*Selected passage:*
You can use both service-defined and user-defined variables in your autoscale formulas. The service-defined variables are built in to the Batch service--some are read-write, and some are read-only. User-defined variables are variables that you define. In the two-line example formula above, $TargetDedicated
is a service-defined variable, while $averageActiveTaskCount
is a user-defined variable.
The tables below show both read-write and read-only variables that are defined by the Batch service.
You can get and set the values of these service-defined variables to manage the number of compute nodes in a pool:
Read-write service-defined variables |
Description |
---|---|
$TargetDedicated | The target number of dedicated compute nodes for the pool. This is the number of compute nodes that the pool should be scaled to. It is a "target" number since it's possible for a pool not to reach the target number of nodes. This can occur if the target number of nodes is modified again by a subsequent autoscale evaluation before the pool has reached the initial target. It can also happen if a Batch account node or core quota is reached before the target number of nodes is reached. |
$NodeDeallocationOption | The action that occurs when compute nodes are removed from a pool. Possible values are:
|
You can get the value of these service-defined variables to make adjustments that are based on metrics from the Batch service:
Read-only service-defined variables |
Description |
---|---|
$CPUPercent | The average percentage of CPU usage. |
$WallClockSeconds | The number of seconds consumed. |
$MemoryBytes | The average number of megabytes used. |
$DiskBytes | The average number of gigabytes used on the local disks. |
$DiskReadBytes | The number of bytes read. |
$DiskWriteBytes | The number of bytes written. |
$DiskReadOps | The count of read disk operations performed. |
$DiskWriteOps | The count of write disk operations performed. |
$NetworkInBytes | The number of inbound bytes. |
$NetworkOutBytes | The number of outbound bytes. |
$SampleNodeCount | The count of compute nodes. |
$ActiveTasks | The number of tasks in an active state. |
$RunningTasks | The number of tasks in a running state. |
$SucceededTasks | The number of tasks that finished successfully. |
$FailedTasks | The number of tasks that failed. |
$CurrentDedicated | The current number of dedicated compute nodes. |
[AZURE.TIP] The read-only, service-defined variables that are shown above are objects that provide various methods to access data associated with each. See Obtain sample data below for more information.

*Extracted material:*
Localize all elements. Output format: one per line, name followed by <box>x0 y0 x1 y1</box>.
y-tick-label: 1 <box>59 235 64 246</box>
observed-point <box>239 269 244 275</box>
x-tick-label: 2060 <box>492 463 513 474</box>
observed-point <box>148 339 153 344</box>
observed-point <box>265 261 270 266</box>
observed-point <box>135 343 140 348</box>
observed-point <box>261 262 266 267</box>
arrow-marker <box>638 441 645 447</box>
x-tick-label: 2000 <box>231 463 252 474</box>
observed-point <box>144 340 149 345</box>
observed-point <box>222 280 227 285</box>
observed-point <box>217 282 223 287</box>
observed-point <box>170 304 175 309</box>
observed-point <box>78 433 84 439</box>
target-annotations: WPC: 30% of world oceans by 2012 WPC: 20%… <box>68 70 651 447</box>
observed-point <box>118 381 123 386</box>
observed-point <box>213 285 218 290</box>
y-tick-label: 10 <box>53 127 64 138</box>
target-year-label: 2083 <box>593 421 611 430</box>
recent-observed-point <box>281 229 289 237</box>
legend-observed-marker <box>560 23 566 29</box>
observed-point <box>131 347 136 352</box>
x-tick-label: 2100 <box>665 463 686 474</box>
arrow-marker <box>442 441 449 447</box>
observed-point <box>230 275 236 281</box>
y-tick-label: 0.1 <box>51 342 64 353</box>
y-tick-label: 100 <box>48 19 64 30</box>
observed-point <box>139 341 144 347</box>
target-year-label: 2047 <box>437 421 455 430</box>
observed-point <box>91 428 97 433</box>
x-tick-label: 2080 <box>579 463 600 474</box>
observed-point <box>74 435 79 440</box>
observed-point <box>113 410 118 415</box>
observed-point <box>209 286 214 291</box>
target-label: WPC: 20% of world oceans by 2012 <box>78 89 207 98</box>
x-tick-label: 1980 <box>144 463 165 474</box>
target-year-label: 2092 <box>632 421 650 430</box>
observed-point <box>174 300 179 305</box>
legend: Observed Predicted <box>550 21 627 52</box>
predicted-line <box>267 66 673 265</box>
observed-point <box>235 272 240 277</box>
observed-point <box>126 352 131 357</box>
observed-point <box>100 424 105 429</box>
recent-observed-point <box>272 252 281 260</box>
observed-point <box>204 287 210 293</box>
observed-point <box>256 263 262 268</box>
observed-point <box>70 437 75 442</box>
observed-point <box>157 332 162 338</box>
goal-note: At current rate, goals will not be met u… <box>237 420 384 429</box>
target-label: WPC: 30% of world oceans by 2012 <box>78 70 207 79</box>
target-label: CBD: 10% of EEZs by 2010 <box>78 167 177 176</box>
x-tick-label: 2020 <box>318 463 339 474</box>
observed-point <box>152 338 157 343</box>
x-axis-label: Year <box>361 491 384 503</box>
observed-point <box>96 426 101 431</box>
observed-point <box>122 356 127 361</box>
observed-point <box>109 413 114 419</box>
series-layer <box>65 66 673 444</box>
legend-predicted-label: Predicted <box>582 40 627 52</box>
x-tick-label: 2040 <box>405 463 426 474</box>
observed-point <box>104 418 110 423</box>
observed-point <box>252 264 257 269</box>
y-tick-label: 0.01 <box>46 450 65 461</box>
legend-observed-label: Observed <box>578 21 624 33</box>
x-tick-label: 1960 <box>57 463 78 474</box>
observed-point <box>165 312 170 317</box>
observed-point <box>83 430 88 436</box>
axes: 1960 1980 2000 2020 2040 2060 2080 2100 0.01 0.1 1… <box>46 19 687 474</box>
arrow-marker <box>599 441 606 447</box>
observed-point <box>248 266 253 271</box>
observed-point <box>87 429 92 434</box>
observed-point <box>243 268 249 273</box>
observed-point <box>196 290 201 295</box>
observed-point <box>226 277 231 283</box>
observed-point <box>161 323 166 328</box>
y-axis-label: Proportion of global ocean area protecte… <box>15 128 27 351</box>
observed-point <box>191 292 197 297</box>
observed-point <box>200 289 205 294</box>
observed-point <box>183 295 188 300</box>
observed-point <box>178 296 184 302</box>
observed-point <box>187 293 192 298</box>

*Stated exercise A:*
Repeat the passage on Batch autoscale variables word for word, starting with "You can use" and going on through "a user-defined variable.".
*Stated exercise B:*
Summarize the passage on Batch autoscale variables in two sentences.

*Written response A:*
You can use both service-defined and user-defined variables in your autoscale formulas. The service-defined variables are built in to the Batch service--some are read-write, and some are read-only. User-defined variables are variables that you define. In the two-line example formula above, $TargetDedicated
is a service-defined variable, while $averageActiveTaskCount
is a user-defined variable.

*Written response B:*
Autoscale formulas can use two kinds of variables: service-defined variables, which are built in to the Batch service and are either read-write or read-only, and user-defined variables, which you define yourself. You can get and set read-write variables such as $TargetDedicated to manage the number of compute nodes in a pool, and you can read read-only variables such as $CPUPercent and $ActiveTasks to make adjustments based on metrics from the Batch service.